Data items
(begin)
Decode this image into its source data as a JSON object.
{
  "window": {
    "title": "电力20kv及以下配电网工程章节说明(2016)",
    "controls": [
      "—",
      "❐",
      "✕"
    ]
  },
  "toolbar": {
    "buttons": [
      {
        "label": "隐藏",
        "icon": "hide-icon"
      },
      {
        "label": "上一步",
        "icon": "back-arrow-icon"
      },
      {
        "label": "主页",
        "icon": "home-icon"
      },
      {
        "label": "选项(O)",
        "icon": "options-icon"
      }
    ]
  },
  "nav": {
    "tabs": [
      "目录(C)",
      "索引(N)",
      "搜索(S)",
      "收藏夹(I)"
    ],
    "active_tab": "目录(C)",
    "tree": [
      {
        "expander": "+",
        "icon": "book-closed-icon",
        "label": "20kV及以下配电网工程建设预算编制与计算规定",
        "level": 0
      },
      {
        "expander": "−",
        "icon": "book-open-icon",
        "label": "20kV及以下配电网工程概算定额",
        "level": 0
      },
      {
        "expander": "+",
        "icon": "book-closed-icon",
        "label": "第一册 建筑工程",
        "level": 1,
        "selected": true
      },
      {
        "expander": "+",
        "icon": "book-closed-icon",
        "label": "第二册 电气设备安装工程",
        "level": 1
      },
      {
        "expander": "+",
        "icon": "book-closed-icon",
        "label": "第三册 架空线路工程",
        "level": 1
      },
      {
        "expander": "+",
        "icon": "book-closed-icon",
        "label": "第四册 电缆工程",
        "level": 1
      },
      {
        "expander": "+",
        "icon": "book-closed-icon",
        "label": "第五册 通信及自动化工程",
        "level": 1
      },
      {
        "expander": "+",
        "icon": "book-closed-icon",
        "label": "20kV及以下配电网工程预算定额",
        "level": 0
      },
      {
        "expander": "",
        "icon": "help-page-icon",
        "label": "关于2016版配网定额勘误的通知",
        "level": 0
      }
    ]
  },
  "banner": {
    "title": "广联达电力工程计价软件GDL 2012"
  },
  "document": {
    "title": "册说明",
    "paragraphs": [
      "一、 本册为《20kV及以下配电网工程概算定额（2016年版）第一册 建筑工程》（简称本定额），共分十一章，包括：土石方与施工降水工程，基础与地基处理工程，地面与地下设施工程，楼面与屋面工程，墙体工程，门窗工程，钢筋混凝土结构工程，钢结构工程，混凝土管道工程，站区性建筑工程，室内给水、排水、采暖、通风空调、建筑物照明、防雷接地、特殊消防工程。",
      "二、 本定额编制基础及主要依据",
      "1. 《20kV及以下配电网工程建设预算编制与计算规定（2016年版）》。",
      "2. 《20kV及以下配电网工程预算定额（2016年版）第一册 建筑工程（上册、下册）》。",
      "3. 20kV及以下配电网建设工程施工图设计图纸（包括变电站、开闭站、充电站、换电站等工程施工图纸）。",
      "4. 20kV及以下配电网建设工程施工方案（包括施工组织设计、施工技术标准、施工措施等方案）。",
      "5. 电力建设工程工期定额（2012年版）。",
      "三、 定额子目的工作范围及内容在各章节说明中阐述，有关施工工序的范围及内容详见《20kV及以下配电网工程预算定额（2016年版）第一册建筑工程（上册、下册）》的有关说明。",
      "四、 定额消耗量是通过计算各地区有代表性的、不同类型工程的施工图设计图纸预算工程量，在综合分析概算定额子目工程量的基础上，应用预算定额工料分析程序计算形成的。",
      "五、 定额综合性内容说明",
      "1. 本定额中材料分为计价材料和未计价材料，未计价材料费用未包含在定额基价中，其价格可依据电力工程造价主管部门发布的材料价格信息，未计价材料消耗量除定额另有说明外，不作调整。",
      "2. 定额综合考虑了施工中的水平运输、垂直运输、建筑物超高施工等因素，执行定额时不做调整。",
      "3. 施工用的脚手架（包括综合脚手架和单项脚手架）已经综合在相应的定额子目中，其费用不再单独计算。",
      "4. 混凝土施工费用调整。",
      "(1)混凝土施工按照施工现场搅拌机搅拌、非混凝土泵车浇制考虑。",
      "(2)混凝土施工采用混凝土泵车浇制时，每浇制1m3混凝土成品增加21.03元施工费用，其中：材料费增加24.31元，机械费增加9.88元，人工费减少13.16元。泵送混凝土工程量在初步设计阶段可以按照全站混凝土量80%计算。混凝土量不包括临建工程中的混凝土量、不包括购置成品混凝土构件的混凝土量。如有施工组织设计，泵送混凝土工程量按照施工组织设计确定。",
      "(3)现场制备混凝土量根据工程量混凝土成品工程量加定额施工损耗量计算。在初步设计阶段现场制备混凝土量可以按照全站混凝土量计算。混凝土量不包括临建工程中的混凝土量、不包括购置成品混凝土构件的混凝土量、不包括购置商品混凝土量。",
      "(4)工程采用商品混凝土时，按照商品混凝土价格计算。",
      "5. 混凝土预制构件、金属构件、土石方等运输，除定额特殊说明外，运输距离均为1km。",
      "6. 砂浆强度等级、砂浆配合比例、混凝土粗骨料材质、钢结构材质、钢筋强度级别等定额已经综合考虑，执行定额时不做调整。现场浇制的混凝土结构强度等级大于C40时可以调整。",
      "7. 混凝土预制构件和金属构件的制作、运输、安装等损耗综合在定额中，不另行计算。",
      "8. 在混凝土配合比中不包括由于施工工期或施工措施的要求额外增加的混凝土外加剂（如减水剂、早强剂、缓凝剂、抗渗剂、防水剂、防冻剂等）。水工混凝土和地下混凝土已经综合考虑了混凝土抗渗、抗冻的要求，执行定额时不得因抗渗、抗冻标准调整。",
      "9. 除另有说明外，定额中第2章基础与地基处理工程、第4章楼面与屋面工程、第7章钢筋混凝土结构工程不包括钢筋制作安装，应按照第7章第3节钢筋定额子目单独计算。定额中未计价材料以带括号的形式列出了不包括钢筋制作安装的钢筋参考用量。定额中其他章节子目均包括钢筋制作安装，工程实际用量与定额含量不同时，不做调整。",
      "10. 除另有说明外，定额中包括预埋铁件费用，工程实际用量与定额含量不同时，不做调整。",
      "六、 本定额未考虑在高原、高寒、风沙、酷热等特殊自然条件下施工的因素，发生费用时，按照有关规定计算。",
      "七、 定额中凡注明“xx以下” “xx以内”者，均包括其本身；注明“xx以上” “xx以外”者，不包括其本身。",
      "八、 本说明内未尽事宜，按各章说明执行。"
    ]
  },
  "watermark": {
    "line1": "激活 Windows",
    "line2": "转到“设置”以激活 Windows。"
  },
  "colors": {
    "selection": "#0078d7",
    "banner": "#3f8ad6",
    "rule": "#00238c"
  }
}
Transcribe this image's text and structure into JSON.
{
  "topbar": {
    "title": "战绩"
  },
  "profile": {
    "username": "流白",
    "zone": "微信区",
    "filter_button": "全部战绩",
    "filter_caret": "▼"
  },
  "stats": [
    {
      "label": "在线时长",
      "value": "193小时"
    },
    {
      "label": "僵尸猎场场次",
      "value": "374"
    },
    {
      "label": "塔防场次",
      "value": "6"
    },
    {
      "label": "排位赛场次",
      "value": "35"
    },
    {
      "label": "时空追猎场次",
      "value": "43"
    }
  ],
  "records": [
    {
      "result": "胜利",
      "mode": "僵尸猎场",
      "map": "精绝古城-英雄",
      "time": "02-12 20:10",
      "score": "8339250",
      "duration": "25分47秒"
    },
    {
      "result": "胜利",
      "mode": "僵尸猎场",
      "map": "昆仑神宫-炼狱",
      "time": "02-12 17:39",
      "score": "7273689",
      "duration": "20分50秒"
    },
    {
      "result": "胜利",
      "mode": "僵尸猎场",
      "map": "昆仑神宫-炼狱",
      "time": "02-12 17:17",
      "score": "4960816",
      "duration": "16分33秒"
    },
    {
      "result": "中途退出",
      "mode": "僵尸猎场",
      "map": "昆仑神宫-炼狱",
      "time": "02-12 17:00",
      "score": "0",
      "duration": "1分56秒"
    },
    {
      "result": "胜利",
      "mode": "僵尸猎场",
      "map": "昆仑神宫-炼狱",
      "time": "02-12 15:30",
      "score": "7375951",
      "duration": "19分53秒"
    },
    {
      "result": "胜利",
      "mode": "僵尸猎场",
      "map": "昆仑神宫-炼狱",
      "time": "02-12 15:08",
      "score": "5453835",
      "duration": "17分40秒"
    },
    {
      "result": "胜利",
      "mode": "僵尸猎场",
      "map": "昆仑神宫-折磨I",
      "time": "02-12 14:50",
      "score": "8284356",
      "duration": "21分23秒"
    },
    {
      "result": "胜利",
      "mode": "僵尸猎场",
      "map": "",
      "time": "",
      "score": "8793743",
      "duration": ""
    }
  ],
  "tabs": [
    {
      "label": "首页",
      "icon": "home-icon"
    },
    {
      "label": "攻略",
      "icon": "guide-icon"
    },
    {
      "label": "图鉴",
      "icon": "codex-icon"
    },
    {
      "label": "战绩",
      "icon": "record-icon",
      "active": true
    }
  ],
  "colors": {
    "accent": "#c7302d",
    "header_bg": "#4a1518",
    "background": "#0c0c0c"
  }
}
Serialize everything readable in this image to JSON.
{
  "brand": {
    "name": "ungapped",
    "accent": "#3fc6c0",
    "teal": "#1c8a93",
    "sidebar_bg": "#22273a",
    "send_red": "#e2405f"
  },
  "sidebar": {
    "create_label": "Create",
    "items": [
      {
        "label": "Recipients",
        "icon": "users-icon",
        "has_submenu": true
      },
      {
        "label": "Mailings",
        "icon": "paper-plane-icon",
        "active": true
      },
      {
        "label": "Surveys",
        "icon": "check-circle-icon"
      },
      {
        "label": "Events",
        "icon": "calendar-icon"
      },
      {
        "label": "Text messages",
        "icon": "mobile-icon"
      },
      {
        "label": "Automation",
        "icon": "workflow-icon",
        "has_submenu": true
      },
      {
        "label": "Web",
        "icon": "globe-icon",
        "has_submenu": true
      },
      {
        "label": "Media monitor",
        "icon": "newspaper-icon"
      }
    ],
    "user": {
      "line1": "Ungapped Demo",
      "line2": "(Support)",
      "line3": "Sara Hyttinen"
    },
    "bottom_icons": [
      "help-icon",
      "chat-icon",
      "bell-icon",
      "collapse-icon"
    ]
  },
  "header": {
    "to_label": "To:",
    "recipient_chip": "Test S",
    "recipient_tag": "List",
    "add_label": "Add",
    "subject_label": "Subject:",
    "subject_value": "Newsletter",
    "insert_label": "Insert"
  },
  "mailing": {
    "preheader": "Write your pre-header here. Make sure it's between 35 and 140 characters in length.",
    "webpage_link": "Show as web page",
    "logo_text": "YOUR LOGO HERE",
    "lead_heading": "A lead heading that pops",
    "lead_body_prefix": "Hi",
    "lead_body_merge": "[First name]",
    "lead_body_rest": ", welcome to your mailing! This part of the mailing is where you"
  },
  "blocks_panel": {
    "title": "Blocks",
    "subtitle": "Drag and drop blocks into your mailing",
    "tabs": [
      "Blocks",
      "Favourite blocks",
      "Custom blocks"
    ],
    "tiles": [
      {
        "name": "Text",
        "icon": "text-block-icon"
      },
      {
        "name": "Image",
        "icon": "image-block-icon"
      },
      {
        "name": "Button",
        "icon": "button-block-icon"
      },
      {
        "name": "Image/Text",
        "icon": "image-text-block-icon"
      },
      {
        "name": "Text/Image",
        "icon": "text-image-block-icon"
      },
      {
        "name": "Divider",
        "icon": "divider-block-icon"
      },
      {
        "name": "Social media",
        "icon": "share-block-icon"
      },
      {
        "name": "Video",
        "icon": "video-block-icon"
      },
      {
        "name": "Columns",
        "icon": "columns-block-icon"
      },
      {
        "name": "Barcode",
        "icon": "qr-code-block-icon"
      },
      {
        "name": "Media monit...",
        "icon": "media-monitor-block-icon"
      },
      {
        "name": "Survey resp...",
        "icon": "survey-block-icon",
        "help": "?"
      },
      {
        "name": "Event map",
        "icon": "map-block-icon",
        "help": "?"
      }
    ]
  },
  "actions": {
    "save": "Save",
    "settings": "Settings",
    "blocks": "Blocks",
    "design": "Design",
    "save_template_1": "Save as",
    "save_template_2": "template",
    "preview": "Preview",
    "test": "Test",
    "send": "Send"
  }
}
(end)
Every line that holds the string "Windows" should be returned.

● **The answer**:
    "line1": "激活 Windows",
    "line2": "转到“设置”以激活 Windows。"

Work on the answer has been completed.